> **Exercise goal**
Copy the section of the DLB features text that begins with "Core and Suggestive" and ends with "more indicative biomarkers.", changing "indicative" to "diagnostic".

Core and Suggestive Features of DLB

The Fourth Consensus Criteria (McKeith 2017) define four core clinical features and several suggestive and supportive features. Probable DLB requires dementia plus two or more core features, or one core feature plus one or more indicative biomarkers.

Feature Description How Common
Core Clinical Features
Fluctuating cognition Pronounced variations in attention and alertness, sometimes within the same day. Periods of clarity alternating with confusion, staring, or drowsiness. ~60–80%
Recurrent visual hallucinations Detailed, well-formed visual hallucinations — typically of people, animals, or objects. Often recognized by the patient as not real (at least initially). May be nonthreatening or distressing. ~60–80%
REM sleep behavior disorder Acting out vivid dreams during REM sleep — talking, shouting, punching, kicking. May precede cognitive symptoms by years or decades. ~50–80%
Parkinsonism One or more of: bradykinesia (slowness), rest tremor, rigidity (stiffness). Often symmetric or mild compared to typical Parkinson’s disease. ~70–90%
Suggestive Features
Severe neuroleptic sensitivity Severe adverse reactions to antipsychotic medications, including worsening parkinsonism, sedation, neuroleptic malignant syndrome, or death. ~30–50% of those exposed
Postural instability and repeated falls Falls are common and often occur early in the disease. ~30–50%
Autonomic dysfunction Orthostatic hypotension, constipation, urinary problems, erectile dysfunction, excessive sweating. ~50–70%
Hypersomnia Excessive daytime sleepiness, often profound. ~40–60%
Hyposmia Reduced sense of smell, often preceding other symptoms. ~50–70%

DLB vs. Parkinson’s Disease Dementia — Does It Matter?

[Document layout detection data]
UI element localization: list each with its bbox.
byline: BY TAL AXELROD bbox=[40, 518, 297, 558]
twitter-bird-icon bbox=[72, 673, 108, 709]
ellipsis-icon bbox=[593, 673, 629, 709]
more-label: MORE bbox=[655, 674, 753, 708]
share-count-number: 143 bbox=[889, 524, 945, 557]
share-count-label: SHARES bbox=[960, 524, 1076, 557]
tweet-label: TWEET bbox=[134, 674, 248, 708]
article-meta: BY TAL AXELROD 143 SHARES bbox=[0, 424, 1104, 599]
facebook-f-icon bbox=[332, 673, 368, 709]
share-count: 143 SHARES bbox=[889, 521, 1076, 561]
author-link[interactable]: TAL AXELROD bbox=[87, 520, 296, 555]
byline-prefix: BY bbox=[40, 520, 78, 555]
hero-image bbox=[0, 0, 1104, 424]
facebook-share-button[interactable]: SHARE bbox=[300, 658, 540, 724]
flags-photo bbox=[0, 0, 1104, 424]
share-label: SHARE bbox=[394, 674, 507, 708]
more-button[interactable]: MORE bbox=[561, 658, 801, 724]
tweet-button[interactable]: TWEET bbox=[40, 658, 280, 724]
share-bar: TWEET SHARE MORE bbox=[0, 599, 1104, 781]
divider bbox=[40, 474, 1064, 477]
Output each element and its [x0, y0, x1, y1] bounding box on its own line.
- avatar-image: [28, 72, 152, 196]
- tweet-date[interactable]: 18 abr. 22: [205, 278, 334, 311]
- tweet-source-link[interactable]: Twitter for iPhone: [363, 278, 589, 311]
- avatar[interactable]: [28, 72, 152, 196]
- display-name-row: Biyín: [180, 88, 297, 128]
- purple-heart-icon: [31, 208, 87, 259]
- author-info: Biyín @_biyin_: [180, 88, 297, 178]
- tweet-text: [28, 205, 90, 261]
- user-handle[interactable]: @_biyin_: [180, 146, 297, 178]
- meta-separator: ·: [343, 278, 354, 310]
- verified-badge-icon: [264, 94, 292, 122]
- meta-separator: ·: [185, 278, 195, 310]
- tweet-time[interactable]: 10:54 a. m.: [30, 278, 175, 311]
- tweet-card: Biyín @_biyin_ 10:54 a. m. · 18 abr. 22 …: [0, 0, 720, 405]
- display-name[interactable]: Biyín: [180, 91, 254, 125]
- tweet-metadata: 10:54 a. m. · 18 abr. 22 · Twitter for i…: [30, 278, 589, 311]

> **Result for this task**
Core and Suggestive Features of DLB

The Fourth Consensus Criteria (McKeith 2017) define four core clinical features and several suggestive and supportive features. Probable DLB requires dementia plus two or more core features, or one core feature plus one or more diagnostic biomarkers.